In the listing that follows, count each line where the word "structure" appears; write nothing but the count.
****************
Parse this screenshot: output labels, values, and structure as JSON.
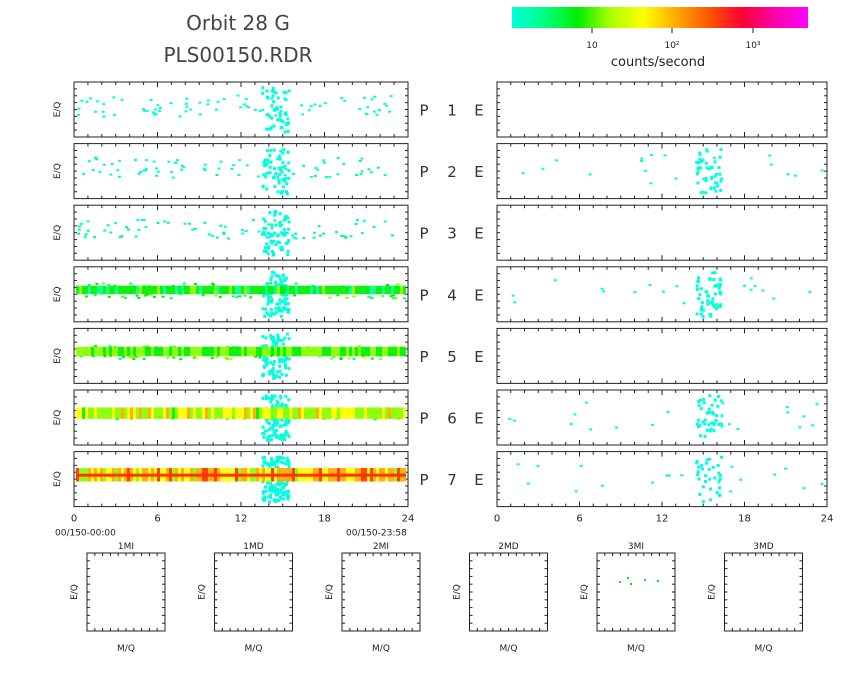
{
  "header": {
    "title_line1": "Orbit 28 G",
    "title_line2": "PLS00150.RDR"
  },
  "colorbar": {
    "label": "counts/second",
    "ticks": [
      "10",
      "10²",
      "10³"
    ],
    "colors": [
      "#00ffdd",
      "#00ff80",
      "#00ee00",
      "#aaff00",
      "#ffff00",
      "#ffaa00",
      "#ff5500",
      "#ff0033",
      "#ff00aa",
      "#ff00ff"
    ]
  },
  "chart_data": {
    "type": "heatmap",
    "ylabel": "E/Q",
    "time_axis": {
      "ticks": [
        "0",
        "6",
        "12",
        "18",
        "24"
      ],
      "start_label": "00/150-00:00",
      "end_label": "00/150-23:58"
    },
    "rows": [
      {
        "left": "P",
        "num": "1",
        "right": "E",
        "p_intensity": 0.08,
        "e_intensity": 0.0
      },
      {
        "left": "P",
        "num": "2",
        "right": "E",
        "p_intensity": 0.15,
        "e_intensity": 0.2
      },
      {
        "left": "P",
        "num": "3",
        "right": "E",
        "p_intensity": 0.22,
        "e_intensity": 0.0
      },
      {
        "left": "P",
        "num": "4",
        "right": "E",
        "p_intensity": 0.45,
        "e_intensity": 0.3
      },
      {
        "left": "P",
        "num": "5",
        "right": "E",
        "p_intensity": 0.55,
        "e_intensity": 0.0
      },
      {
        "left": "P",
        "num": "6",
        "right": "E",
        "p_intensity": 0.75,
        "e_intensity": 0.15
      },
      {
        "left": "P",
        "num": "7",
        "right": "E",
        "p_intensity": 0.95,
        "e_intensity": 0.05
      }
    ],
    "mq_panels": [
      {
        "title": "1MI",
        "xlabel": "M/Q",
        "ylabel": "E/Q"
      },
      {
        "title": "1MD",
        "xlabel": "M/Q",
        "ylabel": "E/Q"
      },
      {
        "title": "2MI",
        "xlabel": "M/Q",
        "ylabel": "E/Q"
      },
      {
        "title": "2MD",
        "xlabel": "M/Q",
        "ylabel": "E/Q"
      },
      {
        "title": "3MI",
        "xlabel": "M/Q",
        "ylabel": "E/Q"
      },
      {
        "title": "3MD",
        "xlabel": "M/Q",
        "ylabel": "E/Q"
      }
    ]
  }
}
****************
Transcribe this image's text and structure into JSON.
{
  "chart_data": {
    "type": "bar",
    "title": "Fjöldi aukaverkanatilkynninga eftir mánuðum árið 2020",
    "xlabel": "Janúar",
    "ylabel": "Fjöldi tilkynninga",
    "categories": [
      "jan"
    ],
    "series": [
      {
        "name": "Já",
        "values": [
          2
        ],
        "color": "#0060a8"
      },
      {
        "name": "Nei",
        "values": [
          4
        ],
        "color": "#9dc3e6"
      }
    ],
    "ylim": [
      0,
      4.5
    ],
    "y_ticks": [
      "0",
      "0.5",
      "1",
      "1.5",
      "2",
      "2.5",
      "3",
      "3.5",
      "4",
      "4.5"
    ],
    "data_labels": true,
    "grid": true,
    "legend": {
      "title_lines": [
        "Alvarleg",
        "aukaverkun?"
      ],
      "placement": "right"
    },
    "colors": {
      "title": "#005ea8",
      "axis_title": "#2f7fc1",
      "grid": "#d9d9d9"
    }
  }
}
****************
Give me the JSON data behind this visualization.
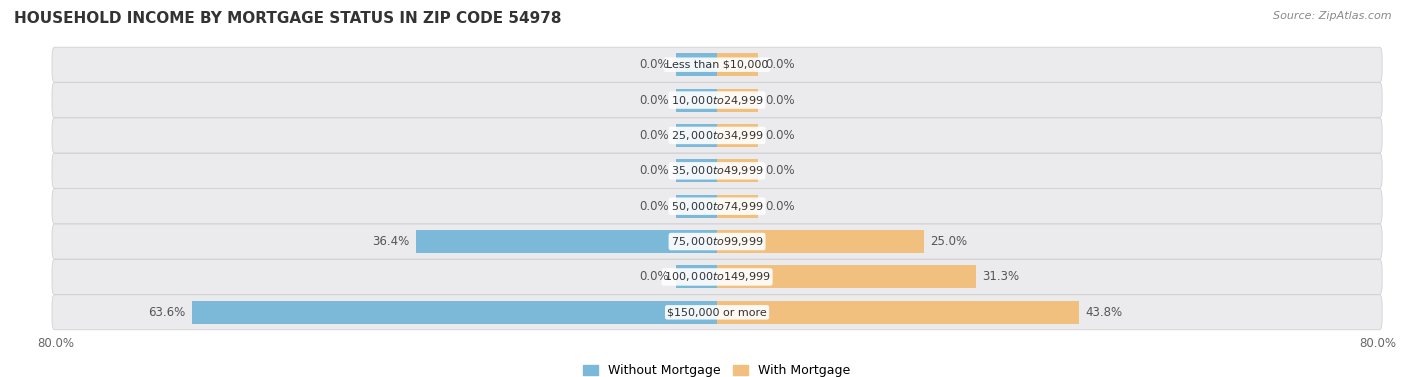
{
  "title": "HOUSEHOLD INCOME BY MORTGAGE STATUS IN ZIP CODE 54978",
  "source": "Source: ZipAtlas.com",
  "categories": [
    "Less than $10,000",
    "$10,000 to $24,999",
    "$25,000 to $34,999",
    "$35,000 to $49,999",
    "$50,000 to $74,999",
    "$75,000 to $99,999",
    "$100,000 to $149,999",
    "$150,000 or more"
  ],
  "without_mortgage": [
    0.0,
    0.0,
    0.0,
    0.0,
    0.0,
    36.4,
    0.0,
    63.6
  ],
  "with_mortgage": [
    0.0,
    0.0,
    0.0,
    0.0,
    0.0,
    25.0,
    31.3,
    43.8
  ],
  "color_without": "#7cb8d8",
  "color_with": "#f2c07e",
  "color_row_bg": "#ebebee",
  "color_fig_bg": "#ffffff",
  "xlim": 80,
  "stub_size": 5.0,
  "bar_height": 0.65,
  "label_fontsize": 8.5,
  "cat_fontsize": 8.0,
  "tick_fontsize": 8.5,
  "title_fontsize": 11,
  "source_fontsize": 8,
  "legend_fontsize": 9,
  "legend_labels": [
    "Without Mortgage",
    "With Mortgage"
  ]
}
****************
THE COMPLETED TASK: 2